━━━━━ MATERIAL TO PROCESS
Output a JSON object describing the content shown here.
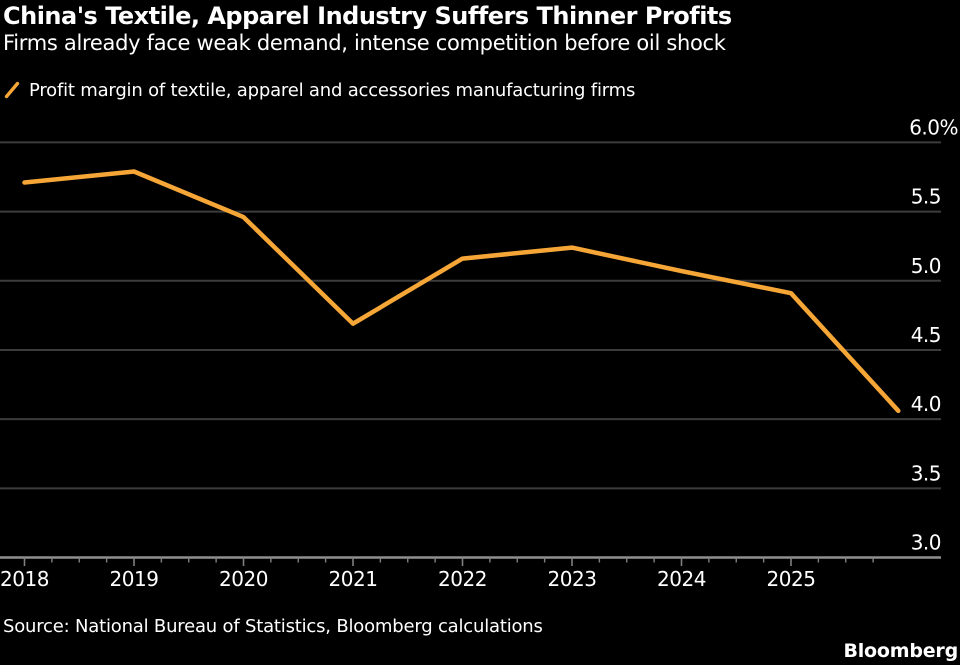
{
  "header": {
    "title": "China's Textile, Apparel Industry Suffers Thinner Profits",
    "subtitle": "Firms already face weak demand, intense competition before oil shock"
  },
  "legend": {
    "marker_icon": "orange-slash-icon",
    "label": "Profit margin of textile, apparel and accessories manufacturing firms"
  },
  "chart_data": {
    "type": "line",
    "title": "China's Textile, Apparel Industry Suffers Thinner Profits",
    "xlabel": "",
    "ylabel": "",
    "unit": "%",
    "ylim": [
      3.0,
      6.0
    ],
    "grid": "horizontal",
    "legend_position": "top-left",
    "series": [
      {
        "name": "Profit margin of textile, apparel and accessories manufacturing firms",
        "color": "#F5A637",
        "x": [
          2018,
          2019,
          2020,
          2021,
          2022,
          2023,
          2024,
          2025,
          2025.98
        ],
        "values": [
          5.71,
          5.79,
          5.46,
          4.69,
          5.16,
          5.24,
          5.07,
          4.91,
          4.06
        ]
      }
    ],
    "x_axis": {
      "tick_years": [
        2018,
        2019,
        2020,
        2021,
        2022,
        2023,
        2024,
        2025
      ],
      "tick_labels": [
        "2018",
        "2019",
        "2020",
        "2021",
        "2022",
        "2023",
        "2024",
        "2025"
      ],
      "minor_tick_interval_years": 0.25,
      "last_minor_tick_year": 2025.75
    },
    "y_axis": {
      "tick_values": [
        6.0,
        5.5,
        5.0,
        4.5,
        4.0,
        3.5,
        3.0
      ],
      "tick_labels": [
        "6.0%",
        "5.5",
        "5.0",
        "4.5",
        "4.0",
        "3.5",
        "3.0"
      ],
      "side": "right"
    }
  },
  "footer": {
    "source": "Source: National Bureau of Statistics, Bloomberg calculations",
    "brand": "Bloomberg"
  },
  "colors": {
    "background": "#000000",
    "text": "#ffffff",
    "accent": "#F5A637",
    "gridline": "#3c3c3c",
    "axis_line": "#909090",
    "tick_mark": "#808080"
  }
}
━━━━━━━━━━
AIM OF THE EXERCISE. Set down the material above as is, without any pictures.

SOLUTION TO THIS EXERCISE.
Output a JSON object describing the content shown here.
{
  "header": {
    "title": "China's Textile, Apparel Industry Suffers Thinner Profits",
    "subtitle": "Firms already face weak demand, intense competition before oil shock"
  },
  "legend": {
    "marker_icon": "orange-slash-icon",
    "label": "Profit margin of textile, apparel and accessories manufacturing firms"
  },
  "chart_data": {
    "type": "line",
    "title": "China's Textile, Apparel Industry Suffers Thinner Profits",
    "xlabel": "",
    "ylabel": "",
    "unit": "%",
    "ylim": [
      3.0,
      6.0
    ],
    "grid": "horizontal",
    "legend_position": "top-left",
    "series": [
      {
        "name": "Profit margin of textile, apparel and accessories manufacturing firms",
        "color": "#F5A637",
        "x": [
          2018,
          2019,
          2020,
          2021,
          2022,
          2023,
          2024,
          2025,
          2025.98
        ],
        "values": [
          5.71,
          5.79,
          5.46,
          4.69,
          5.16,
          5.24,
          5.07,
          4.91,
          4.06
        ]
      }
    ],
    "x_axis": {
      "tick_years": [
        2018,
        2019,
        2020,
        2021,
        2022,
        2023,
        2024,
        2025
      ],
      "tick_labels": [
        "2018",
        "2019",
        "2020",
        "2021",
        "2022",
        "2023",
        "2024",
        "2025"
      ],
      "minor_tick_interval_years": 0.25,
      "last_minor_tick_year": 2025.75
    },
    "y_axis": {
      "tick_values": [
        6.0,
        5.5,
        5.0,
        4.5,
        4.0,
        3.5,
        3.0
      ],
      "tick_labels": [
        "6.0%",
        "5.5",
        "5.0",
        "4.5",
        "4.0",
        "3.5",
        "3.0"
      ],
      "side": "right"
    }
  },
  "footer": {
    "source": "Source: National Bureau of Statistics, Bloomberg calculations",
    "brand": "Bloomberg"
  },
  "colors": {
    "background": "#000000",
    "text": "#ffffff",
    "accent": "#F5A637",
    "gridline": "#3c3c3c",
    "axis_line": "#909090",
    "tick_mark": "#808080"
  }
}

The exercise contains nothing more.